> Prompt
Every line that contains "information" counts once; give the total number of such lines, with no other words.

(Data entries)
------------------------
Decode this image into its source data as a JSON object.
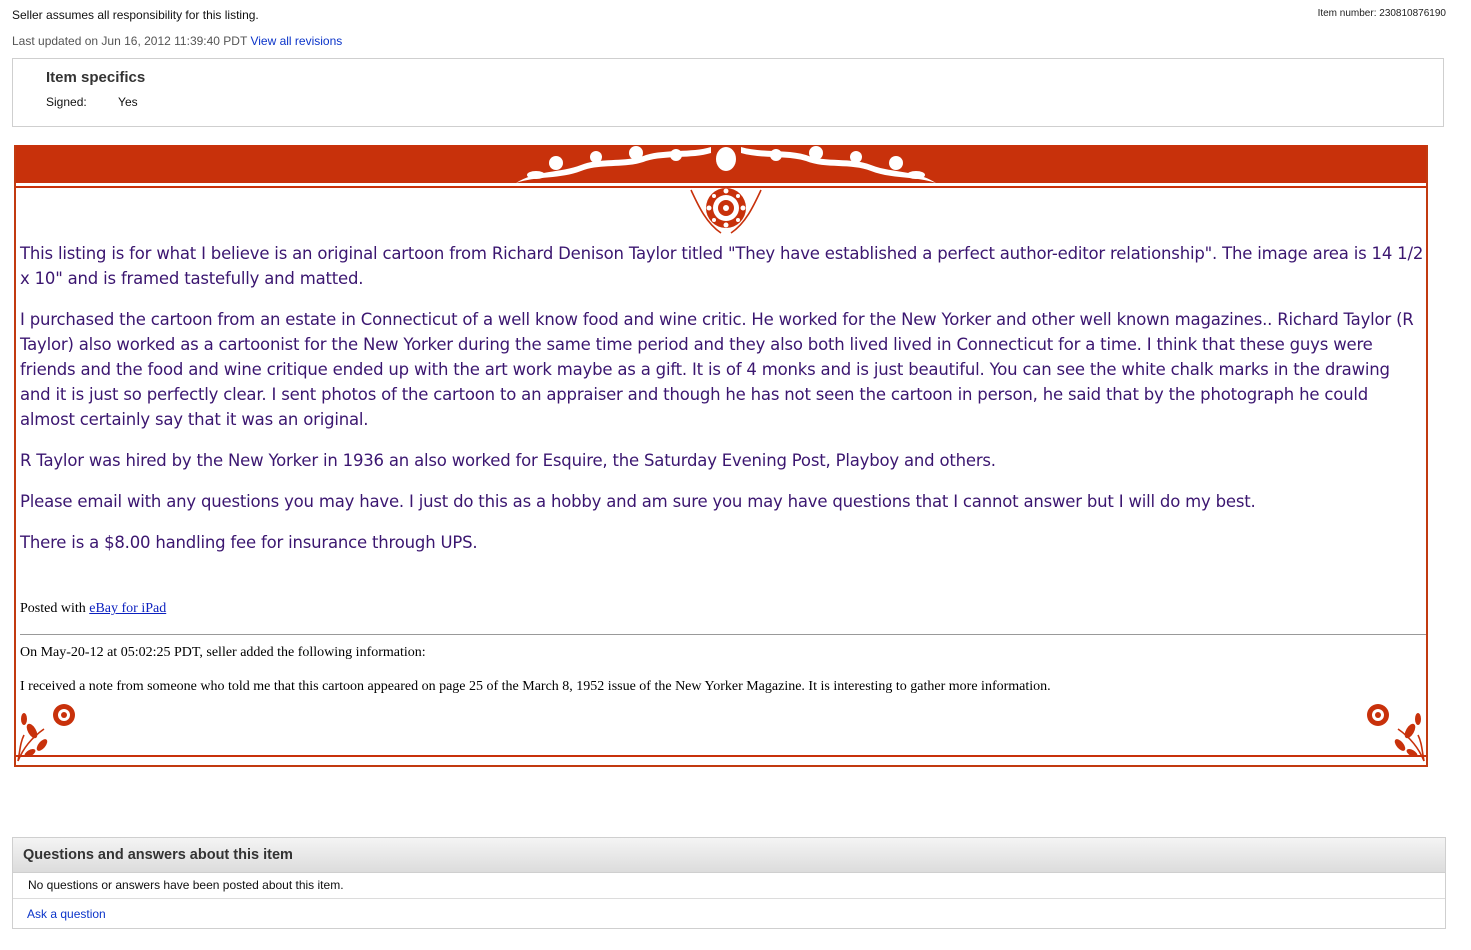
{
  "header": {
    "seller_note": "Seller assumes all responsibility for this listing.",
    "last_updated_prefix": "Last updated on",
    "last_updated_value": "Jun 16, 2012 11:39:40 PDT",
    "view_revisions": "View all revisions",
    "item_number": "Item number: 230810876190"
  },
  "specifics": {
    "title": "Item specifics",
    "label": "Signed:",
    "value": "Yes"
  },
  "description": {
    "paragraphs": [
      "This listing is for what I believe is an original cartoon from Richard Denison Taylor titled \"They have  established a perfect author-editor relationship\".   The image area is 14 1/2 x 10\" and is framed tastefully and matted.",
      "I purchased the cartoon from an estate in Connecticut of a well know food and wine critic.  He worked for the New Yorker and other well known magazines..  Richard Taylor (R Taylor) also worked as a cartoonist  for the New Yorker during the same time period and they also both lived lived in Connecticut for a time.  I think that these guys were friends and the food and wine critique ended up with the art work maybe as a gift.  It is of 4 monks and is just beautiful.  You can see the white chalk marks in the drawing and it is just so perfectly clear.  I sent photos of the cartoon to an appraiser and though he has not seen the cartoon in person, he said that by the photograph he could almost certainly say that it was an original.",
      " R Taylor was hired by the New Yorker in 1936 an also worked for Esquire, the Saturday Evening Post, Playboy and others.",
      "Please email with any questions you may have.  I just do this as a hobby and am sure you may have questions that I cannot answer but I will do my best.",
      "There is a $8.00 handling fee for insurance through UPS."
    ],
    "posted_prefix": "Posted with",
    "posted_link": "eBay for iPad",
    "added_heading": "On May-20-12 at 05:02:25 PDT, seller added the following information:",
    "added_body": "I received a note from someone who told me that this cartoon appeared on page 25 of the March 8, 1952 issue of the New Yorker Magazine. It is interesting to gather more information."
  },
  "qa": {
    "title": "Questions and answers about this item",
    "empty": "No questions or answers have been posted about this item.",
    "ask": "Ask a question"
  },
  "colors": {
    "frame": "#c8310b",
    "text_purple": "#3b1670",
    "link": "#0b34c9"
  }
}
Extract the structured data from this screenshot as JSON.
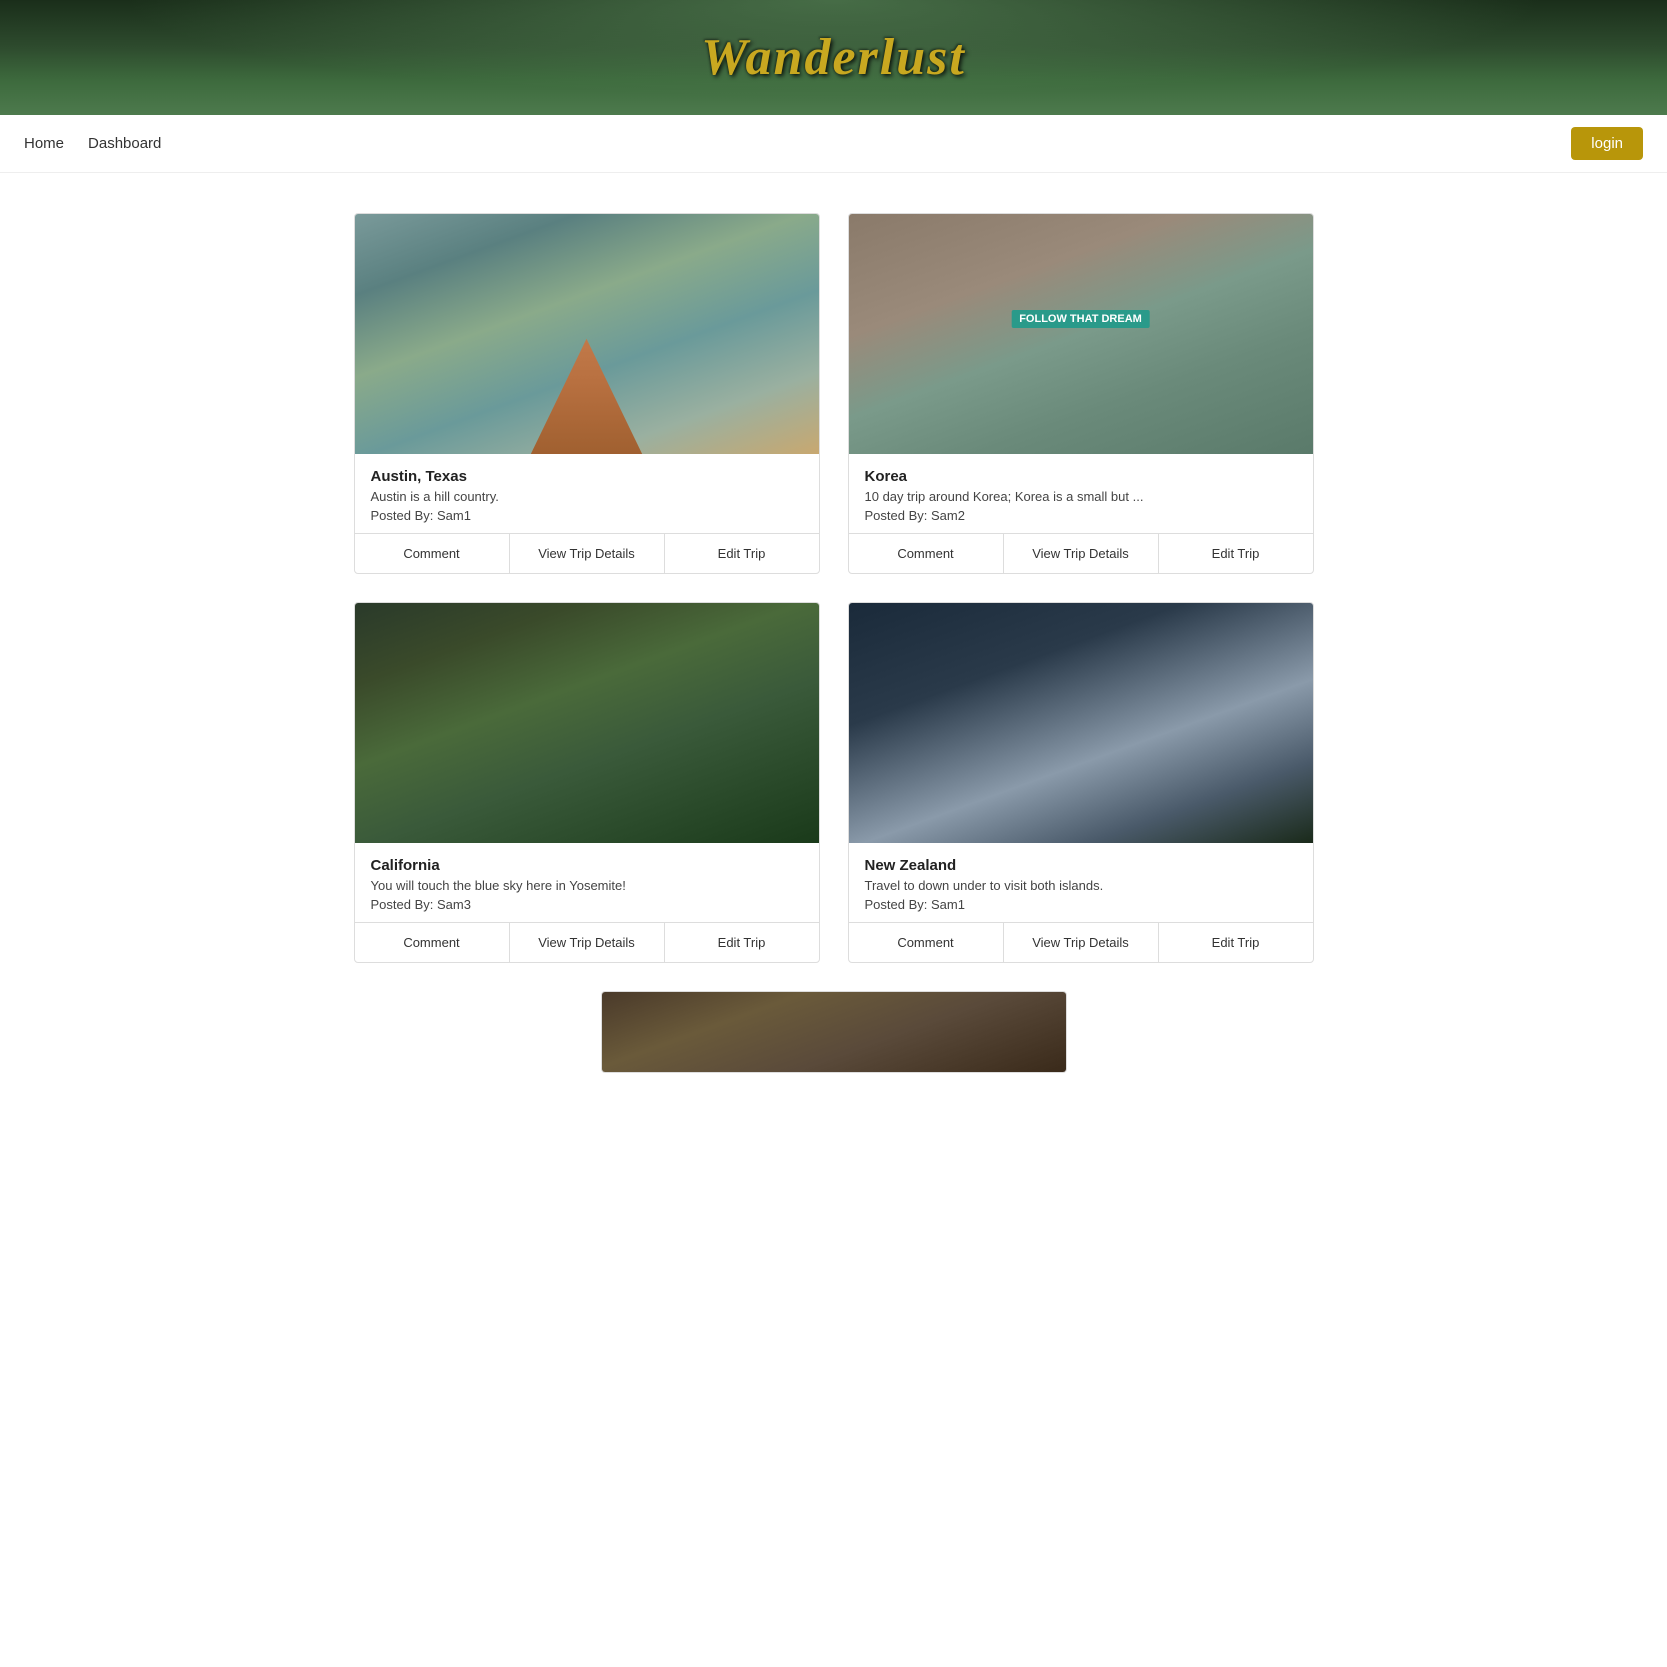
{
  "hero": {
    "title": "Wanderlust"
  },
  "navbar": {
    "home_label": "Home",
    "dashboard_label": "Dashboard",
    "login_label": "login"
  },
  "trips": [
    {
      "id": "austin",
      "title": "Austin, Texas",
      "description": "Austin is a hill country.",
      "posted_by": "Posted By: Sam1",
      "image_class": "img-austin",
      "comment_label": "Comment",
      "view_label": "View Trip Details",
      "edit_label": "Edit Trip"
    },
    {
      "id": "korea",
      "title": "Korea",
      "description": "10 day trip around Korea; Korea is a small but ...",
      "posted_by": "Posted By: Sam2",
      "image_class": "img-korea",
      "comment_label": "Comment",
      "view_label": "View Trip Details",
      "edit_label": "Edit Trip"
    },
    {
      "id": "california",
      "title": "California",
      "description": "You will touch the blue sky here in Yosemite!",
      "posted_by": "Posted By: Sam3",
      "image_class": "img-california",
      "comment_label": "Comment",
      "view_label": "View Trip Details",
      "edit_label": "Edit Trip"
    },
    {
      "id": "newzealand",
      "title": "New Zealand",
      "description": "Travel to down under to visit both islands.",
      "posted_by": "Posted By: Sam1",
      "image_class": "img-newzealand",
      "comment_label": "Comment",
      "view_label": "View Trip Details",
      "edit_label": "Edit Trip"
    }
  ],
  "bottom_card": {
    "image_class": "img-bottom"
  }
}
------------------------
> Answer to this task
2